— START DATA FOR THIS EXERCISE —

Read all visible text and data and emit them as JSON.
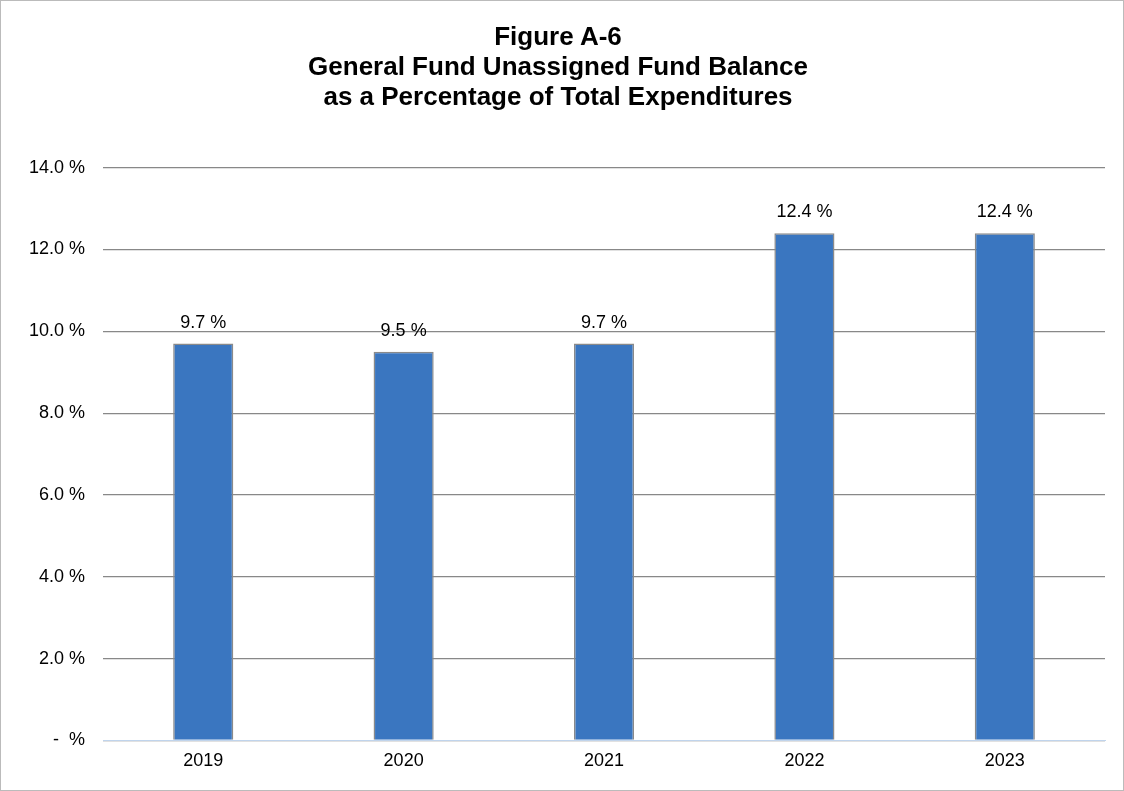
{
  "chart_data": {
    "type": "bar",
    "title": "Figure A-6\nGeneral Fund Unassigned Fund Balance\nas a Percentage of Total Expenditures",
    "categories": [
      "2019",
      "2020",
      "2021",
      "2022",
      "2023"
    ],
    "values": [
      9.7,
      9.5,
      9.7,
      12.4,
      12.4
    ],
    "value_labels": [
      "9.7 %",
      "9.5 %",
      "9.7 %",
      "12.4 %",
      "12.4 %"
    ],
    "color": "#3a76c0",
    "ylim": [
      0,
      14
    ],
    "yticks": [
      {
        "value": 0,
        "label": "-  %"
      },
      {
        "value": 2,
        "label": "2.0 %"
      },
      {
        "value": 4,
        "label": "4.0 %"
      },
      {
        "value": 6,
        "label": "6.0 %"
      },
      {
        "value": 8,
        "label": "8.0 %"
      },
      {
        "value": 10,
        "label": "10.0 %"
      },
      {
        "value": 12,
        "label": "12.0 %"
      },
      {
        "value": 14,
        "label": "14.0 %"
      }
    ],
    "grid": "y"
  }
}
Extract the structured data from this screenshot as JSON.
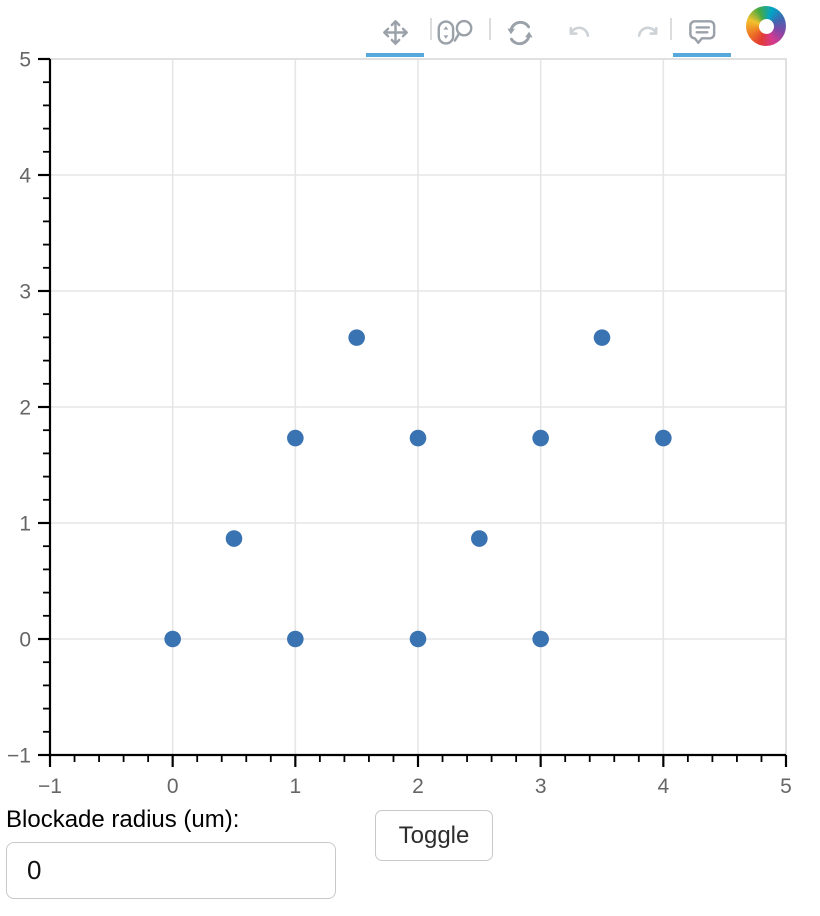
{
  "toolbar": {
    "tools": [
      {
        "id": "pan",
        "icon": "pan-icon",
        "active": true,
        "disabled": false
      },
      {
        "id": "wheel-zoom",
        "icon": "wheel-zoom-icon",
        "active": false,
        "disabled": false
      },
      {
        "id": "reset",
        "icon": "reset-icon",
        "active": false,
        "disabled": false
      },
      {
        "id": "undo",
        "icon": "undo-icon",
        "active": false,
        "disabled": true
      },
      {
        "id": "redo",
        "icon": "redo-icon",
        "active": false,
        "disabled": true
      },
      {
        "id": "hover",
        "icon": "hover-icon",
        "active": true,
        "disabled": false
      }
    ],
    "logo": "bokeh-logo",
    "icon_color": "#9aa1a8",
    "disabled_icon_color": "#cdd2d6",
    "active_underline_color": "#57a8dd"
  },
  "chart_data": {
    "type": "scatter",
    "title": "",
    "xlabel": "",
    "ylabel": "",
    "xlim": [
      -1,
      5
    ],
    "ylim": [
      -1,
      5
    ],
    "x_ticks": [
      -1,
      0,
      1,
      2,
      3,
      4,
      5
    ],
    "y_ticks": [
      -1,
      0,
      1,
      2,
      3,
      4,
      5
    ],
    "minor_tick_step": 0.2,
    "grid": true,
    "points": [
      {
        "x": 0,
        "y": 0
      },
      {
        "x": 1,
        "y": 0
      },
      {
        "x": 2,
        "y": 0
      },
      {
        "x": 3,
        "y": 0
      },
      {
        "x": 0.5,
        "y": 0.866
      },
      {
        "x": 2.5,
        "y": 0.866
      },
      {
        "x": 1,
        "y": 1.732
      },
      {
        "x": 2,
        "y": 1.732
      },
      {
        "x": 3,
        "y": 1.732
      },
      {
        "x": 4,
        "y": 1.732
      },
      {
        "x": 1.5,
        "y": 2.598
      },
      {
        "x": 3.5,
        "y": 2.598
      }
    ],
    "marker": {
      "shape": "circle",
      "color": "#3a73b2",
      "radius_px": 8.3
    }
  },
  "controls": {
    "blockade_label": "Blockade radius (um):",
    "blockade_value": "0",
    "toggle_label": "Toggle"
  }
}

— END DATA FOR THIS EXERCISE —

TASK DIRECTIONS
Print all of the entries word for word. Omit the pictures they contain.

RESPONSE
Read all visible text and data and emit them as JSON.
{
  "chart_data": {
    "type": "bar",
    "title": "Figure A-6\nGeneral Fund Unassigned Fund Balance\nas a Percentage of Total Expenditures",
    "categories": [
      "2019",
      "2020",
      "2021",
      "2022",
      "2023"
    ],
    "values": [
      9.7,
      9.5,
      9.7,
      12.4,
      12.4
    ],
    "value_labels": [
      "9.7 %",
      "9.5 %",
      "9.7 %",
      "12.4 %",
      "12.4 %"
    ],
    "color": "#3a76c0",
    "ylim": [
      0,
      14
    ],
    "yticks": [
      {
        "value": 0,
        "label": "-  %"
      },
      {
        "value": 2,
        "label": "2.0 %"
      },
      {
        "value": 4,
        "label": "4.0 %"
      },
      {
        "value": 6,
        "label": "6.0 %"
      },
      {
        "value": 8,
        "label": "8.0 %"
      },
      {
        "value": 10,
        "label": "10.0 %"
      },
      {
        "value": 12,
        "label": "12.0 %"
      },
      {
        "value": 14,
        "label": "14.0 %"
      }
    ],
    "grid": "y"
  }
}
Extract the structured data from this screenshot as JSON.
{
  "toolbar": {
    "tools": [
      {
        "id": "pan",
        "icon": "pan-icon",
        "active": true,
        "disabled": false
      },
      {
        "id": "wheel-zoom",
        "icon": "wheel-zoom-icon",
        "active": false,
        "disabled": false
      },
      {
        "id": "reset",
        "icon": "reset-icon",
        "active": false,
        "disabled": false
      },
      {
        "id": "undo",
        "icon": "undo-icon",
        "active": false,
        "disabled": true
      },
      {
        "id": "redo",
        "icon": "redo-icon",
        "active": false,
        "disabled": true
      },
      {
        "id": "hover",
        "icon": "hover-icon",
        "active": true,
        "disabled": false
      }
    ],
    "logo": "bokeh-logo",
    "icon_color": "#9aa1a8",
    "disabled_icon_color": "#cdd2d6",
    "active_underline_color": "#57a8dd"
  },
  "chart_data": {
    "type": "scatter",
    "title": "",
    "xlabel": "",
    "ylabel": "",
    "xlim": [
      -1,
      5
    ],
    "ylim": [
      -1,
      5
    ],
    "x_ticks": [
      -1,
      0,
      1,
      2,
      3,
      4,
      5
    ],
    "y_ticks": [
      -1,
      0,
      1,
      2,
      3,
      4,
      5
    ],
    "minor_tick_step": 0.2,
    "grid": true,
    "points": [
      {
        "x": 0,
        "y": 0
      },
      {
        "x": 1,
        "y": 0
      },
      {
        "x": 2,
        "y": 0
      },
      {
        "x": 3,
        "y": 0
      },
      {
        "x": 0.5,
        "y": 0.866
      },
      {
        "x": 2.5,
        "y": 0.866
      },
      {
        "x": 1,
        "y": 1.732
      },
      {
        "x": 2,
        "y": 1.732
      },
      {
        "x": 3,
        "y": 1.732
      },
      {
        "x": 4,
        "y": 1.732
      },
      {
        "x": 1.5,
        "y": 2.598
      },
      {
        "x": 3.5,
        "y": 2.598
      }
    ],
    "marker": {
      "shape": "circle",
      "color": "#3a73b2",
      "radius_px": 8.3
    }
  },
  "controls": {
    "blockade_label": "Blockade radius (um):",
    "blockade_value": "0",
    "toggle_label": "Toggle"
  }
}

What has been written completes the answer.